◆ THE EXERCISE ◆
In the data below, find each line containing the string "ylabel" and return it.

>> Begin MATERIAL

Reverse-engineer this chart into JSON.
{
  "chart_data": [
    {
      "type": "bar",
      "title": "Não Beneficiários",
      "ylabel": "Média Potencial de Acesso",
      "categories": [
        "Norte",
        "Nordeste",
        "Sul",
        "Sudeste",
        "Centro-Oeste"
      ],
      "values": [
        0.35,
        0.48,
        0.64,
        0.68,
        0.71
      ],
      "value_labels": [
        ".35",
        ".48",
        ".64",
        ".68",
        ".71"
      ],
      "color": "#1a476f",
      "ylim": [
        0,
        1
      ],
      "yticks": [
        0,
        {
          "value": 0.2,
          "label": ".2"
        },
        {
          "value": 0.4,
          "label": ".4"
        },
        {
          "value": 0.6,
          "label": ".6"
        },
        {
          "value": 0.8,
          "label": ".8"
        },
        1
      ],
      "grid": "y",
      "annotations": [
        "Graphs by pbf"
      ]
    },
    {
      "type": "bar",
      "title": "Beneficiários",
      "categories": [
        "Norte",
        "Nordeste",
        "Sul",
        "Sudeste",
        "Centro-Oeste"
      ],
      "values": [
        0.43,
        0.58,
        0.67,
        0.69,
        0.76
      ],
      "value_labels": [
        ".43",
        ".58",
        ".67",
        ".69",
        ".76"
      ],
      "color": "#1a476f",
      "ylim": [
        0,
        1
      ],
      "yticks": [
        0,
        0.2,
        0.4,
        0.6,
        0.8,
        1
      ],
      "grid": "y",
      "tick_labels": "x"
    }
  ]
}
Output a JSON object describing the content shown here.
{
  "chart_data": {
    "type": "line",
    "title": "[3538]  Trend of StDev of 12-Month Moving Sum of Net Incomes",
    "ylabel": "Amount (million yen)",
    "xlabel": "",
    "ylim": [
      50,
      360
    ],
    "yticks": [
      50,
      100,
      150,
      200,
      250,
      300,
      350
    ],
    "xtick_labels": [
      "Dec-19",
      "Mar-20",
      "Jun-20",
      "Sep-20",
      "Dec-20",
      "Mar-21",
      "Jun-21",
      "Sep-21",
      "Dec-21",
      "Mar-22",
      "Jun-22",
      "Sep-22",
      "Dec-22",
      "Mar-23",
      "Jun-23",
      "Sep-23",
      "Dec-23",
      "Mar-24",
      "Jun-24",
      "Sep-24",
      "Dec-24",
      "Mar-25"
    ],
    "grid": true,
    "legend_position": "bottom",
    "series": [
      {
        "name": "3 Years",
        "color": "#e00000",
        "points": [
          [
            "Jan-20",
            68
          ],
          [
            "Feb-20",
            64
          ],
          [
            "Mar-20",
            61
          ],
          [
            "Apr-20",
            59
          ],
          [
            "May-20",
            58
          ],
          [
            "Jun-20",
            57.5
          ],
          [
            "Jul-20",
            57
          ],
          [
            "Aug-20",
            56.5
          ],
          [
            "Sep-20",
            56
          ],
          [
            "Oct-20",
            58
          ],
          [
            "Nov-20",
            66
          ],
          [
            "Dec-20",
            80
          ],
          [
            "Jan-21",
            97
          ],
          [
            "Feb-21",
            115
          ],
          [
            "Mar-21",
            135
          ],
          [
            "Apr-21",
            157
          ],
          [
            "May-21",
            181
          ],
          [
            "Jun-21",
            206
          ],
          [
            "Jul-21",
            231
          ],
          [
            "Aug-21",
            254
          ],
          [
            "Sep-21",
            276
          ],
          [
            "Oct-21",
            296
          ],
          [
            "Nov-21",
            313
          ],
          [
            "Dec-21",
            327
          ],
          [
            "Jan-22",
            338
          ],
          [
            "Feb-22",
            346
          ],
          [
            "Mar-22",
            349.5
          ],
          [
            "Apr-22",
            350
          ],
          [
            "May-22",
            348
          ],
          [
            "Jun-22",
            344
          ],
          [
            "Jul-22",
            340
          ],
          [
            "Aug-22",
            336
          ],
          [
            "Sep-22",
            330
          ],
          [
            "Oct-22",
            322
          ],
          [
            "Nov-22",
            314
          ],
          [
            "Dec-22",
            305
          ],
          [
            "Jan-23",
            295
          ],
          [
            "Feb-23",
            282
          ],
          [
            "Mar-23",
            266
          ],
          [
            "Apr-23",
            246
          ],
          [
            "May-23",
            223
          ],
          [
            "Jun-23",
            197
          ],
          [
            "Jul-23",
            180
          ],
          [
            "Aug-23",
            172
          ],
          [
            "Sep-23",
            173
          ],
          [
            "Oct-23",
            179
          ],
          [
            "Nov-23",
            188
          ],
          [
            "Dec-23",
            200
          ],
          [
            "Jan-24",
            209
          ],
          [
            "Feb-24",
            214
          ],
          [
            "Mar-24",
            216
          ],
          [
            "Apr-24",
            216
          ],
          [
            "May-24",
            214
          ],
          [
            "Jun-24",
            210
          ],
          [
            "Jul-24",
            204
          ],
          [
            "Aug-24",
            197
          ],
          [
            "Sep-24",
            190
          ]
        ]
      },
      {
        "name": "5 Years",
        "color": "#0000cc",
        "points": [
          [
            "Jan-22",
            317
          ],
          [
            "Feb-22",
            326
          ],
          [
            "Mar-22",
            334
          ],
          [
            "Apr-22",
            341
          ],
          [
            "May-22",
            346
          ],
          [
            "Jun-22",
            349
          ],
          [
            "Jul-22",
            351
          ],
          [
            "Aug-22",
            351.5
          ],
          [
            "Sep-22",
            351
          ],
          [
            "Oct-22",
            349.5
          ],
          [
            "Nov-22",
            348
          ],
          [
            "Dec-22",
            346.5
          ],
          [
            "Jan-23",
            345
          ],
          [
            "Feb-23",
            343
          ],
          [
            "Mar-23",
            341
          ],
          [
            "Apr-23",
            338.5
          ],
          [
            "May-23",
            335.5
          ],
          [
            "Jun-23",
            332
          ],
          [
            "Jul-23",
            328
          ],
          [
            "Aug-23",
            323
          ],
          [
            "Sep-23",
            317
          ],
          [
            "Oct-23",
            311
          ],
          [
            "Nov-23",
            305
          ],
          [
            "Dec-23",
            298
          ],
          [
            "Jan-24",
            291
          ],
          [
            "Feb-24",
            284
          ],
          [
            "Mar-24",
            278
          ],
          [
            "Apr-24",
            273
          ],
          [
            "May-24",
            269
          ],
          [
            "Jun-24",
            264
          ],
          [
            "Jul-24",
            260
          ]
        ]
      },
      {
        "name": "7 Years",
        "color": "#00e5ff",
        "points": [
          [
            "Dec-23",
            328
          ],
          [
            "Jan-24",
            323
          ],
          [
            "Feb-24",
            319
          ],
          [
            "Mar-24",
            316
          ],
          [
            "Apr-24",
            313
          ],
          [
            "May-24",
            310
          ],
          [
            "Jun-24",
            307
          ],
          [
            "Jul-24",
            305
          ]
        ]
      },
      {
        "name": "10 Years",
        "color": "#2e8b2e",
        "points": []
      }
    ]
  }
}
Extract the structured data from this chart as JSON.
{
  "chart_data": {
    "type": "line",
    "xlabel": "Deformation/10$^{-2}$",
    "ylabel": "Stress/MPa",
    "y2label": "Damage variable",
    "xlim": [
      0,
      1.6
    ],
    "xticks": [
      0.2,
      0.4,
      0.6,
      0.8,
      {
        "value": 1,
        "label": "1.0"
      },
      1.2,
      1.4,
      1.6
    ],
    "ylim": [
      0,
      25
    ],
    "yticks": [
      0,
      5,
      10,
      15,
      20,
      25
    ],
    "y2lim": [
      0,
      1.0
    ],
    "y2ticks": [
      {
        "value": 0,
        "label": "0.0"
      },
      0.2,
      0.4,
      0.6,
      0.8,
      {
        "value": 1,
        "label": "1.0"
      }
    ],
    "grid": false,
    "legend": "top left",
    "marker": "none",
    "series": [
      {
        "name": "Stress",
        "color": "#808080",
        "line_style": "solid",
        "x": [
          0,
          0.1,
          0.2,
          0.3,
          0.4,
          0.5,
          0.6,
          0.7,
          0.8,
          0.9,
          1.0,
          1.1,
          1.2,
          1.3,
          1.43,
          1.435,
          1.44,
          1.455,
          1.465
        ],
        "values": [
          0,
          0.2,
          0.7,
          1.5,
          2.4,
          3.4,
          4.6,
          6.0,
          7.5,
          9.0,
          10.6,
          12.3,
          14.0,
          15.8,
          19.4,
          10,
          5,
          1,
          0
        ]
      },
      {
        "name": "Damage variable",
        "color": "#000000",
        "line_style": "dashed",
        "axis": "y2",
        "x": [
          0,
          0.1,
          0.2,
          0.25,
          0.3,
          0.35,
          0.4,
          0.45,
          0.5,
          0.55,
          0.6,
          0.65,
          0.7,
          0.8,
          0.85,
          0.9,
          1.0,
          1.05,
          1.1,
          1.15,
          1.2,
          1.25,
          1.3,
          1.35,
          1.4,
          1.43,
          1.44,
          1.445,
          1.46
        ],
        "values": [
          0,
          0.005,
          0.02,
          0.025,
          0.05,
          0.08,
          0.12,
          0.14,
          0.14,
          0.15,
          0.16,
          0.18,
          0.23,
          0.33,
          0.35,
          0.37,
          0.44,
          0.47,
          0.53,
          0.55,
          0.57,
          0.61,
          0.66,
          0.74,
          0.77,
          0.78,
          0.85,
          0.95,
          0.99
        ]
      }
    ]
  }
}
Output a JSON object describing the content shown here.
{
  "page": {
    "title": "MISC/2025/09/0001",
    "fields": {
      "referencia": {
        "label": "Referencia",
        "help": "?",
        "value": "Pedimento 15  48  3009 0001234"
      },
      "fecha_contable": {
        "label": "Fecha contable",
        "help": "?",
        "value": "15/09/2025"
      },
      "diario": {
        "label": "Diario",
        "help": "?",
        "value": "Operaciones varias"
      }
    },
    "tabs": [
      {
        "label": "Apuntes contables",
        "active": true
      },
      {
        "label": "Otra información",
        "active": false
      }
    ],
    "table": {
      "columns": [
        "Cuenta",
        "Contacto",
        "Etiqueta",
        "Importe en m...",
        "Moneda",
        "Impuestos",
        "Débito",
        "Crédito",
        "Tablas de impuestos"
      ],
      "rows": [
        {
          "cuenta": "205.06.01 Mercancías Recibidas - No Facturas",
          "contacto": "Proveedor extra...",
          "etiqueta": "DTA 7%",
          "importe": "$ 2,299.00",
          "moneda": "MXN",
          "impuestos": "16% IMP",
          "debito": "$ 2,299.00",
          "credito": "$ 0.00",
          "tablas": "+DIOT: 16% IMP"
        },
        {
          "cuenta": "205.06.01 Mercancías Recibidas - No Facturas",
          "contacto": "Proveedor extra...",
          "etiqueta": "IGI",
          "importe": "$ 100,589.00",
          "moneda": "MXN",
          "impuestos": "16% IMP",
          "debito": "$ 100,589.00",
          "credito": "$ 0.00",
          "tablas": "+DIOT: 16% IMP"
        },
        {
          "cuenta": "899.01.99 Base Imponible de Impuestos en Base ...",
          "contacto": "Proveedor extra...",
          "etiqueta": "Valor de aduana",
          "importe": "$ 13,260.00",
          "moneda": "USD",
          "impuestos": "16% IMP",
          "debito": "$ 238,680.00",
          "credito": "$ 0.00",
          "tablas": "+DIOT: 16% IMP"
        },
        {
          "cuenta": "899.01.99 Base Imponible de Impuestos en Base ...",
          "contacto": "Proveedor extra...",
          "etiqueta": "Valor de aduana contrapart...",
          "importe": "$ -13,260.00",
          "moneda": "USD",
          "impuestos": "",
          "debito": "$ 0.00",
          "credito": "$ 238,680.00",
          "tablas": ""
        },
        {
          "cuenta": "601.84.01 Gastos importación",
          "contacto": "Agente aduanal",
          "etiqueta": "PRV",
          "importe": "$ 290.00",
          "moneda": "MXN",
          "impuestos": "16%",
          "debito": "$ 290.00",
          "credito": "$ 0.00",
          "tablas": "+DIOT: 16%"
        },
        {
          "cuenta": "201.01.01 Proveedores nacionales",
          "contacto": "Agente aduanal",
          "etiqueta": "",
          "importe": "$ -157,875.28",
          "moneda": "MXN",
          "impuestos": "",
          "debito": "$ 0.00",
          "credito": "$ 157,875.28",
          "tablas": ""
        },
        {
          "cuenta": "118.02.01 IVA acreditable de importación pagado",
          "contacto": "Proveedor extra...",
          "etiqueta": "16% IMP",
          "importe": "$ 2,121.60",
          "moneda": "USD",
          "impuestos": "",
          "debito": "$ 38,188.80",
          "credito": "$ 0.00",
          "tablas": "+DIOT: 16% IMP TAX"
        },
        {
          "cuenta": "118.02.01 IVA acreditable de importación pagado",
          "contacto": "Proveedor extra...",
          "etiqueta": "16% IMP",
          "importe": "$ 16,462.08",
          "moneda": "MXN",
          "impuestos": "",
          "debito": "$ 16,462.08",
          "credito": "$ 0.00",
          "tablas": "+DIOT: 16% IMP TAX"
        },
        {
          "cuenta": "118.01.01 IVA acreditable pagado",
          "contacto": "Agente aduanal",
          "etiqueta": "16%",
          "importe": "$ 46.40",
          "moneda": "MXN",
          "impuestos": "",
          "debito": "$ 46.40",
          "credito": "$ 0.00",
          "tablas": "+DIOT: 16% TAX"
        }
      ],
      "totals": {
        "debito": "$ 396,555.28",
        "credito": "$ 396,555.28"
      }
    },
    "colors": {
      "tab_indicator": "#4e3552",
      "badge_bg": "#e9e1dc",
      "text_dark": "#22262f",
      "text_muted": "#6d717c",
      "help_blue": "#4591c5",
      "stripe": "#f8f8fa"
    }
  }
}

>> End MATERIAL

◆ OUTPUT FOR THIS TASK ◆
      "ylabel": "Média Potencial de Acesso",
    "ylabel": "Amount (million yen)",
    "ylabel": "Stress/MPa",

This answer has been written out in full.